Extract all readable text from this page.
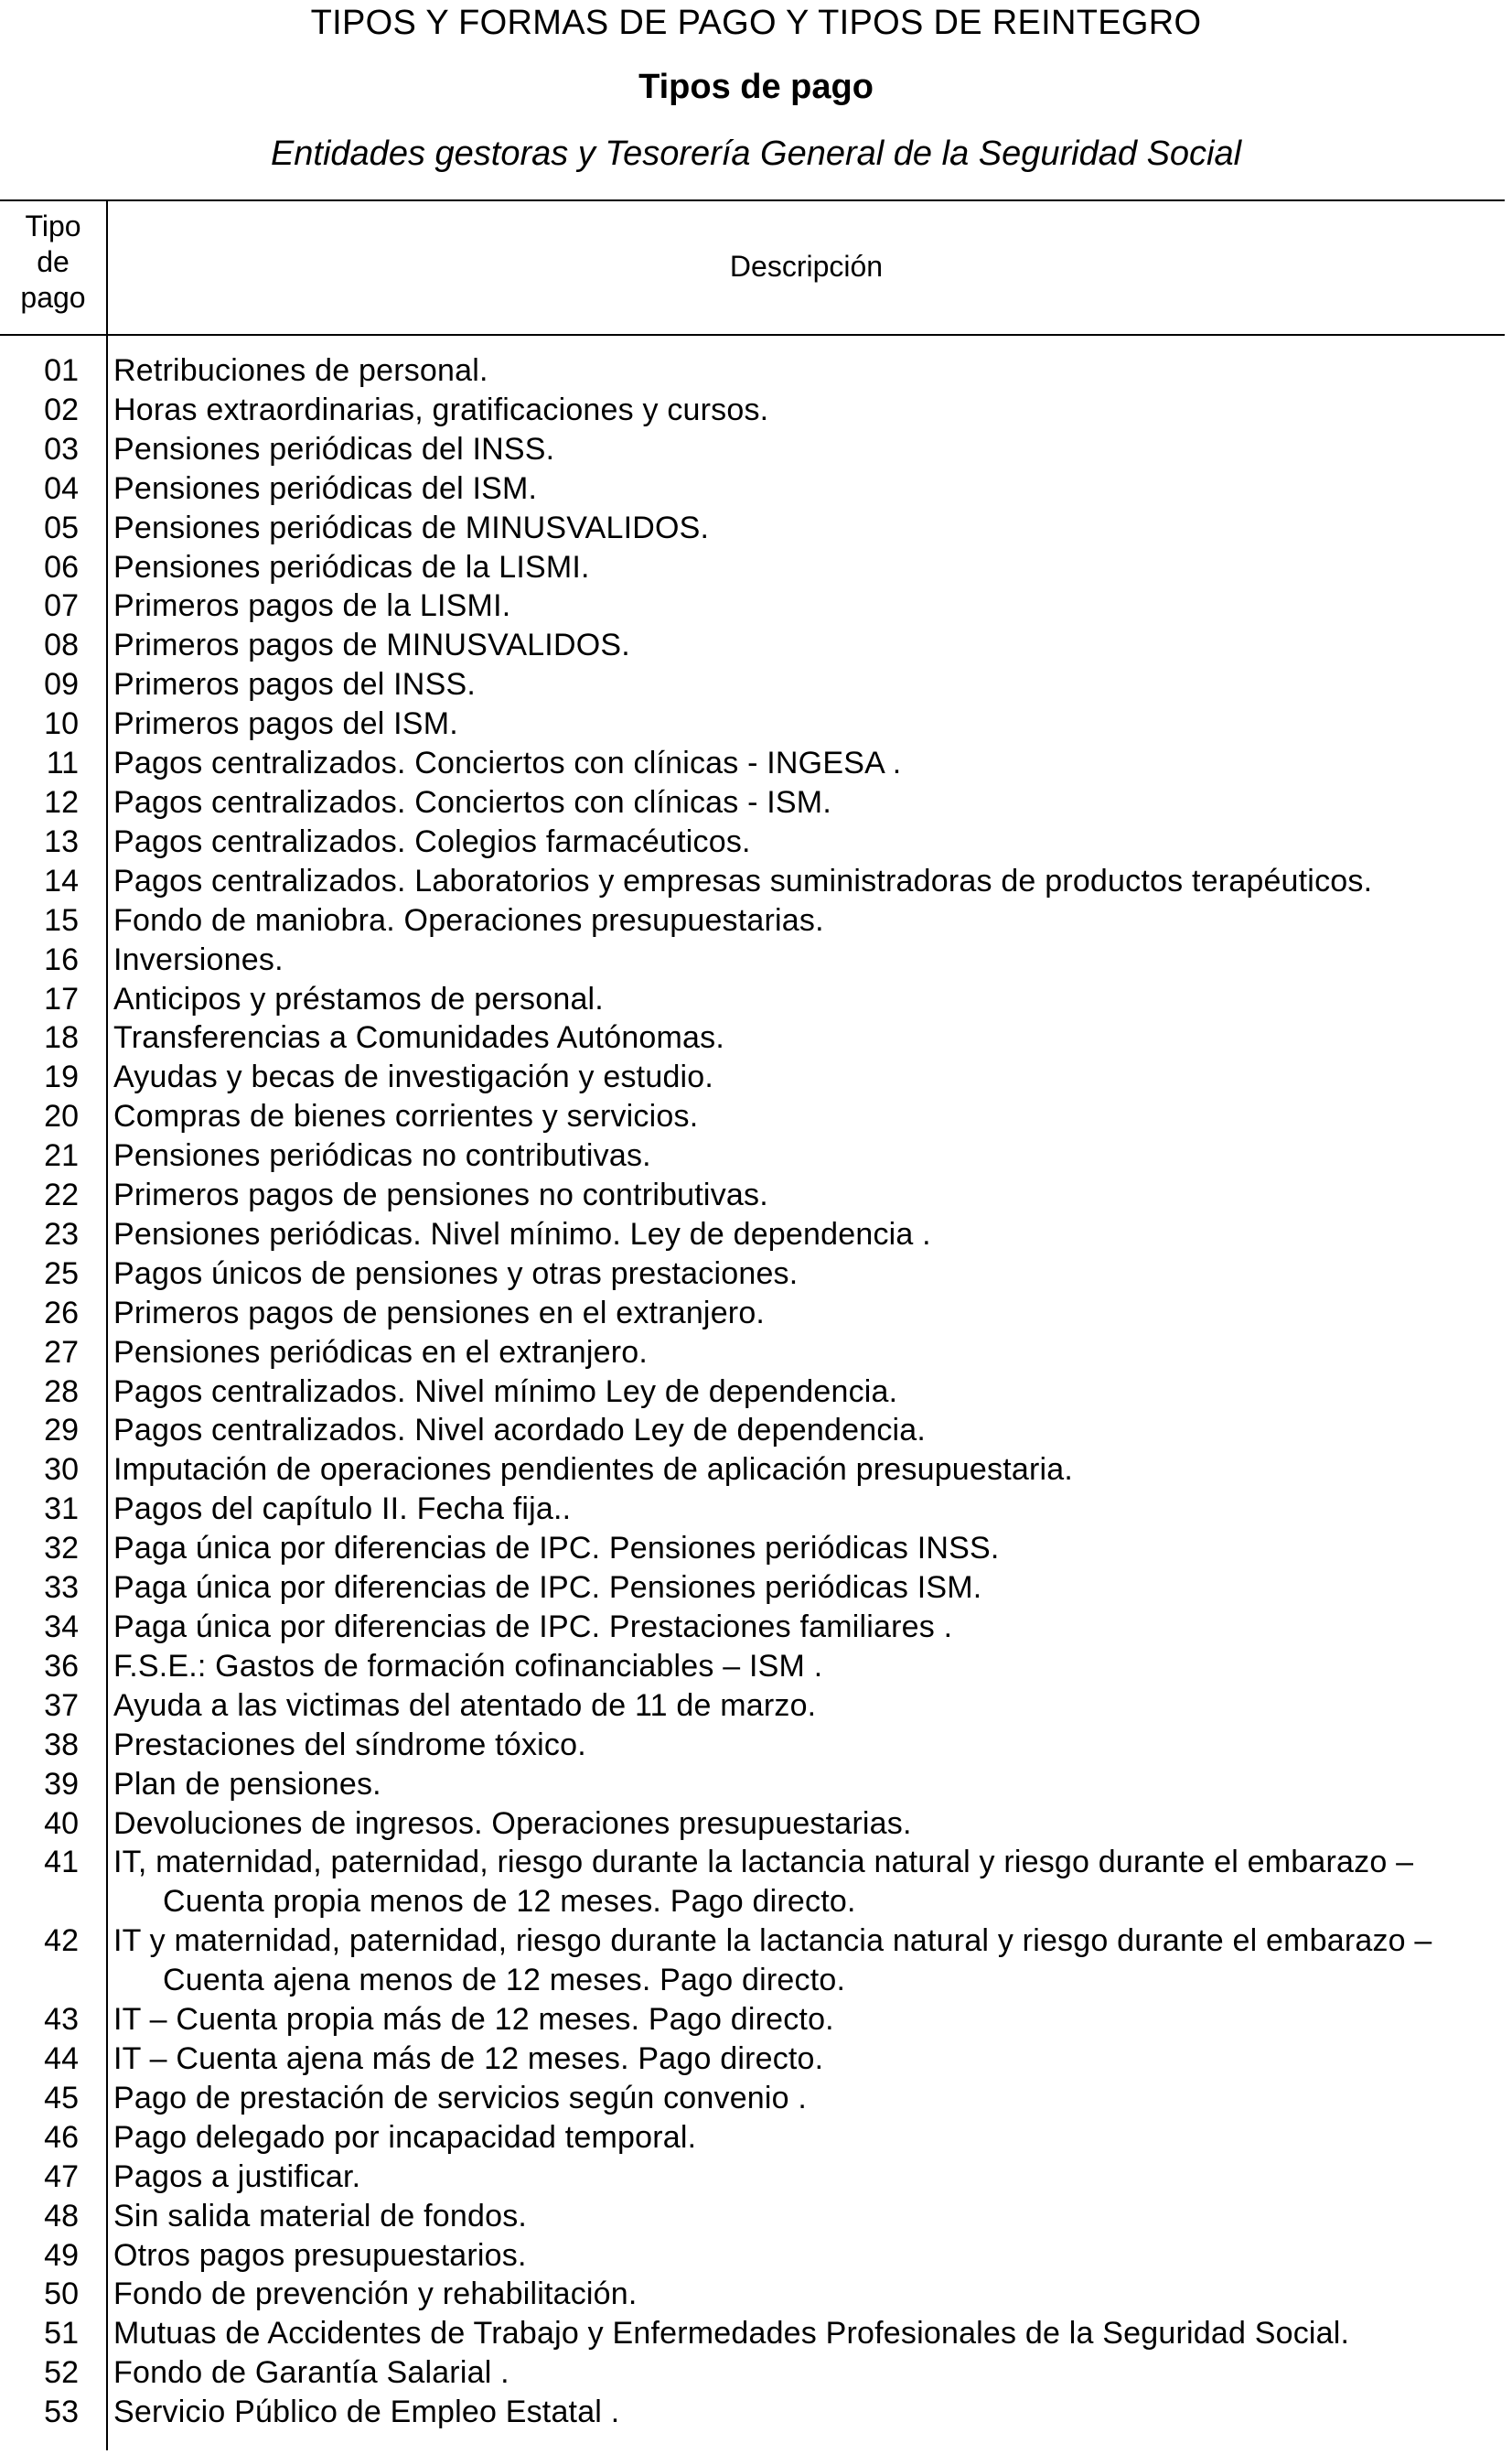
TIPOS Y FORMAS DE PAGO Y TIPOS DE REINTEGRO
Tipos de pago
Entidades gestoras y Tesorería General de la Seguridad Social
Tipo
de
pago
Descripción
01 Retribuciones de personal.
02 Horas extraordinarias, gratificaciones y cursos.
03 Pensiones periódicas del INSS.
04 Pensiones periódicas del ISM.
05 Pensiones periódicas de MINUSVALIDOS.
06 Pensiones periódicas de la LISMI.
07 Primeros pagos de la LISMI.
08 Primeros pagos de MINUSVALIDOS.
09 Primeros pagos del INSS.
10 Primeros pagos del ISM.
11 Pagos centralizados. Conciertos con clínicas - INGESA .
12 Pagos centralizados. Conciertos con clínicas - ISM.
13 Pagos centralizados. Colegios farmacéuticos.
14 Pagos centralizados. Laboratorios y empresas suministradoras de productos terapéuticos.
15 Fondo de maniobra. Operaciones presupuestarias.
16 Inversiones.
17 Anticipos y préstamos de personal.
18 Transferencias a Comunidades Autónomas.
19 Ayudas y becas de investigación y estudio.
20 Compras de bienes corrientes y servicios.
21 Pensiones periódicas no contributivas.
22 Primeros pagos de pensiones no contributivas.
23 Pensiones periódicas. Nivel mínimo. Ley de dependencia .
25 Pagos únicos de pensiones y otras prestaciones.
26 Primeros pagos de pensiones en el extranjero.
27 Pensiones periódicas en el extranjero.
28 Pagos centralizados. Nivel mínimo Ley de dependencia.
29 Pagos centralizados. Nivel acordado Ley de dependencia.
30 Imputación de operaciones pendientes de aplicación presupuestaria.
31 Pagos del capítulo II. Fecha fija..
32 Paga única por diferencias de IPC. Pensiones periódicas INSS.
33 Paga única por diferencias de IPC. Pensiones periódicas ISM.
34 Paga única por diferencias de IPC. Prestaciones familiares .
36 F.S.E.: Gastos de formación cofinanciables – ISM .
37 Ayuda a las victimas del atentado de 11 de marzo.
38 Prestaciones del síndrome tóxico.
39 Plan de pensiones.
40 Devoluciones de ingresos. Operaciones presupuestarias.
41 IT, maternidad, paternidad, riesgo durante la lactancia natural y riesgo durante el embarazo – Cuenta propia menos de 12 meses. Pago directo.
42 IT y maternidad, paternidad, riesgo durante la lactancia natural y riesgo durante el embarazo – Cuenta ajena menos de 12 meses. Pago directo.
43 IT – Cuenta propia más de 12 meses. Pago directo.
44 IT – Cuenta ajena más de 12 meses. Pago directo.
45 Pago de prestación de servicios según convenio .
46 Pago delegado por incapacidad temporal.
47 Pagos a justificar.
48 Sin salida material de fondos.
49 Otros pagos presupuestarios.
50 Fondo de prevención y rehabilitación.
51 Mutuas de Accidentes de Trabajo y Enfermedades Profesionales de la Seguridad Social.
52 Fondo de Garantía Salarial .
53 Servicio Público de Empleo Estatal .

━━━━━━━━━━━━━━━━━━━━━━━━━━━━━━

WHAT YOU HAVE TO DO |
Reproduce each line word for word and drop the pictures.

SOLUTION FOR THIS TASK |
Extract all readable text from this page.
TIPOS Y FORMAS DE PAGO Y TIPOS DE REINTEGRO
Tipos de pago
Entidades gestoras y Tesorería General de la Seguridad Social
Tipo
de
pago
Descripción
01 Retribuciones de personal.
02 Horas extraordinarias, gratificaciones y cursos.
03 Pensiones periódicas del INSS.
04 Pensiones periódicas del ISM.
05 Pensiones periódicas de MINUSVALIDOS.
06 Pensiones periódicas de la LISMI.
07 Primeros pagos de la LISMI.
08 Primeros pagos de MINUSVALIDOS.
09 Primeros pagos del INSS.
10 Primeros pagos del ISM.
11 Pagos centralizados. Conciertos con clínicas - INGESA .
12 Pagos centralizados. Conciertos con clínicas - ISM.
13 Pagos centralizados. Colegios farmacéuticos.
14 Pagos centralizados. Laboratorios y empresas suministradoras de productos terapéuticos.
15 Fondo de maniobra. Operaciones presupuestarias.
16 Inversiones.
17 Anticipos y préstamos de personal.
18 Transferencias a Comunidades Autónomas.
19 Ayudas y becas de investigación y estudio.
20 Compras de bienes corrientes y servicios.
21 Pensiones periódicas no contributivas.
22 Primeros pagos de pensiones no contributivas.
23 Pensiones periódicas. Nivel mínimo. Ley de dependencia .
25 Pagos únicos de pensiones y otras prestaciones.
26 Primeros pagos de pensiones en el extranjero.
27 Pensiones periódicas en el extranjero.
28 Pagos centralizados. Nivel mínimo Ley de dependencia.
29 Pagos centralizados. Nivel acordado Ley de dependencia.
30 Imputación de operaciones pendientes de aplicación presupuestaria.
31 Pagos del capítulo II. Fecha fija..
32 Paga única por diferencias de IPC. Pensiones periódicas INSS.
33 Paga única por diferencias de IPC. Pensiones periódicas ISM.
34 Paga única por diferencias de IPC. Prestaciones familiares .
36 F.S.E.: Gastos de formación cofinanciables – ISM .
37 Ayuda a las victimas del atentado de 11 de marzo.
38 Prestaciones del síndrome tóxico.
39 Plan de pensiones.
40 Devoluciones de ingresos. Operaciones presupuestarias.
41 IT, maternidad, paternidad, riesgo durante la lactancia natural y riesgo durante el embarazo – Cuenta propia menos de 12 meses. Pago directo.
42 IT y maternidad, paternidad, riesgo durante la lactancia natural y riesgo durante el embarazo – Cuenta ajena menos de 12 meses. Pago directo.
43 IT – Cuenta propia más de 12 meses. Pago directo.
44 IT – Cuenta ajena más de 12 meses. Pago directo.
45 Pago de prestación de servicios según convenio .
46 Pago delegado por incapacidad temporal.
47 Pagos a justificar.
48 Sin salida material de fondos.
49 Otros pagos presupuestarios.
50 Fondo de prevención y rehabilitación.
51 Mutuas de Accidentes de Trabajo y Enfermedades Profesionales de la Seguridad Social.
52 Fondo de Garantía Salarial .
53 Servicio Público de Empleo Estatal .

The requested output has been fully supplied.